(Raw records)
......

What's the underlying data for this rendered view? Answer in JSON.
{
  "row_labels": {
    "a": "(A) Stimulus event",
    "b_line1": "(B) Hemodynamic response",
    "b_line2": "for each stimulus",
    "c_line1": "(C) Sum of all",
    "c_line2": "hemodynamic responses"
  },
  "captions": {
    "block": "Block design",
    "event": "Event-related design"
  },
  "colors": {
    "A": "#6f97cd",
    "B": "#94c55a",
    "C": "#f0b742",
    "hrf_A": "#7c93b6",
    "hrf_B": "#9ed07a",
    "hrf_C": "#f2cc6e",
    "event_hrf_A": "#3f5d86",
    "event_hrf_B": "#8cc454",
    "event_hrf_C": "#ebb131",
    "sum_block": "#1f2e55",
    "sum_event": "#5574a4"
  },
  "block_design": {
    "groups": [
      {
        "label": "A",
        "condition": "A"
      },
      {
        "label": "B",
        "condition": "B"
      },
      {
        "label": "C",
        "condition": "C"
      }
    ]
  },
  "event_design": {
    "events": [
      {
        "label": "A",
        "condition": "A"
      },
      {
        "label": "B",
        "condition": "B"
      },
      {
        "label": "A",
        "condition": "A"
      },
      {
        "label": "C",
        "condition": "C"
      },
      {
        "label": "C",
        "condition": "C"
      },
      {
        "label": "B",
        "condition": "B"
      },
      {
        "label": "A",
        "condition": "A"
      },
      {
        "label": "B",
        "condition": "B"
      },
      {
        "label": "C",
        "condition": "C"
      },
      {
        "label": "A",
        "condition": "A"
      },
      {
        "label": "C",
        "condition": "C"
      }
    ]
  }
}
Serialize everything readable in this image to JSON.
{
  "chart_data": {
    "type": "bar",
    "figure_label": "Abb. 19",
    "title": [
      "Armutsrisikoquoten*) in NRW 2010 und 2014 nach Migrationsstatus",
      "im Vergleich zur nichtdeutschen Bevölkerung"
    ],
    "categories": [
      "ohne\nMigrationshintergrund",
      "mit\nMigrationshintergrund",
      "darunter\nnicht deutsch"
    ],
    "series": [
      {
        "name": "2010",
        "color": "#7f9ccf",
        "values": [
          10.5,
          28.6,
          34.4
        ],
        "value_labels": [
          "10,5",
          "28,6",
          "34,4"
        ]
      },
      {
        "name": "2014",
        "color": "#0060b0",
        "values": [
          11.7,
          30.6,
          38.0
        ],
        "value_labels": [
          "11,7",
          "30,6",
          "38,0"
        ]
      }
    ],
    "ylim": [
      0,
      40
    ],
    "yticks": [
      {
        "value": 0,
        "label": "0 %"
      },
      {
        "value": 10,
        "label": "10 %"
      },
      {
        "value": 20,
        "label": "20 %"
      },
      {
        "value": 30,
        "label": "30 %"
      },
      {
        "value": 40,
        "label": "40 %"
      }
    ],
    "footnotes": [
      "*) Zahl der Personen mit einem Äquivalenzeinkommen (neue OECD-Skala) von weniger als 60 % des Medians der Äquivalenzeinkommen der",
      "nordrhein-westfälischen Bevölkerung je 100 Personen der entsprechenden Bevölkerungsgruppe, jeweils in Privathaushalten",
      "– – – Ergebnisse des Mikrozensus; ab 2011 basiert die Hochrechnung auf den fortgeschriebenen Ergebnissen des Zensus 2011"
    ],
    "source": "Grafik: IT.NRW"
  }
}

......

EXERCISE TASK: All entries shown above should be printed again exactly.

OUTPUT:
What's the underlying data for this rendered view? Answer in JSON.
{
  "row_labels": {
    "a": "(A) Stimulus event",
    "b_line1": "(B) Hemodynamic response",
    "b_line2": "for each stimulus",
    "c_line1": "(C) Sum of all",
    "c_line2": "hemodynamic responses"
  },
  "captions": {
    "block": "Block design",
    "event": "Event-related design"
  },
  "colors": {
    "A": "#6f97cd",
    "B": "#94c55a",
    "C": "#f0b742",
    "hrf_A": "#7c93b6",
    "hrf_B": "#9ed07a",
    "hrf_C": "#f2cc6e",
    "event_hrf_A": "#3f5d86",
    "event_hrf_B": "#8cc454",
    "event_hrf_C": "#ebb131",
    "sum_block": "#1f2e55",
    "sum_event": "#5574a4"
  },
  "block_design": {
    "groups": [
      {
        "label": "A",
        "condition": "A"
      },
      {
        "label": "B",
        "condition": "B"
      },
      {
        "label": "C",
        "condition": "C"
      }
    ]
  },
  "event_design": {
    "events": [
      {
        "label": "A",
        "condition": "A"
      },
      {
        "label": "B",
        "condition": "B"
      },
      {
        "label": "A",
        "condition": "A"
      },
      {
        "label": "C",
        "condition": "C"
      },
      {
        "label": "C",
        "condition": "C"
      },
      {
        "label": "B",
        "condition": "B"
      },
      {
        "label": "A",
        "condition": "A"
      },
      {
        "label": "B",
        "condition": "B"
      },
      {
        "label": "C",
        "condition": "C"
      },
      {
        "label": "A",
        "condition": "A"
      },
      {
        "label": "C",
        "condition": "C"
      }
    ]
  }
}
Serialize everything readable in this image to JSON.
{
  "chart_data": {
    "type": "bar",
    "figure_label": "Abb. 19",
    "title": [
      "Armutsrisikoquoten*) in NRW 2010 und 2014 nach Migrationsstatus",
      "im Vergleich zur nichtdeutschen Bevölkerung"
    ],
    "categories": [
      "ohne\nMigrationshintergrund",
      "mit\nMigrationshintergrund",
      "darunter\nnicht deutsch"
    ],
    "series": [
      {
        "name": "2010",
        "color": "#7f9ccf",
        "values": [
          10.5,
          28.6,
          34.4
        ],
        "value_labels": [
          "10,5",
          "28,6",
          "34,4"
        ]
      },
      {
        "name": "2014",
        "color": "#0060b0",
        "values": [
          11.7,
          30.6,
          38.0
        ],
        "value_labels": [
          "11,7",
          "30,6",
          "38,0"
        ]
      }
    ],
    "ylim": [
      0,
      40
    ],
    "yticks": [
      {
        "value": 0,
        "label": "0 %"
      },
      {
        "value": 10,
        "label": "10 %"
      },
      {
        "value": 20,
        "label": "20 %"
      },
      {
        "value": 30,
        "label": "30 %"
      },
      {
        "value": 40,
        "label": "40 %"
      }
    ],
    "footnotes": [
      "*) Zahl der Personen mit einem Äquivalenzeinkommen (neue OECD-Skala) von weniger als 60 % des Medians der Äquivalenzeinkommen der",
      "nordrhein-westfälischen Bevölkerung je 100 Personen der entsprechenden Bevölkerungsgruppe, jeweils in Privathaushalten",
      "– – – Ergebnisse des Mikrozensus; ab 2011 basiert die Hochrechnung auf den fortgeschriebenen Ergebnissen des Zensus 2011"
    ],
    "source": "Grafik: IT.NRW"
  }
}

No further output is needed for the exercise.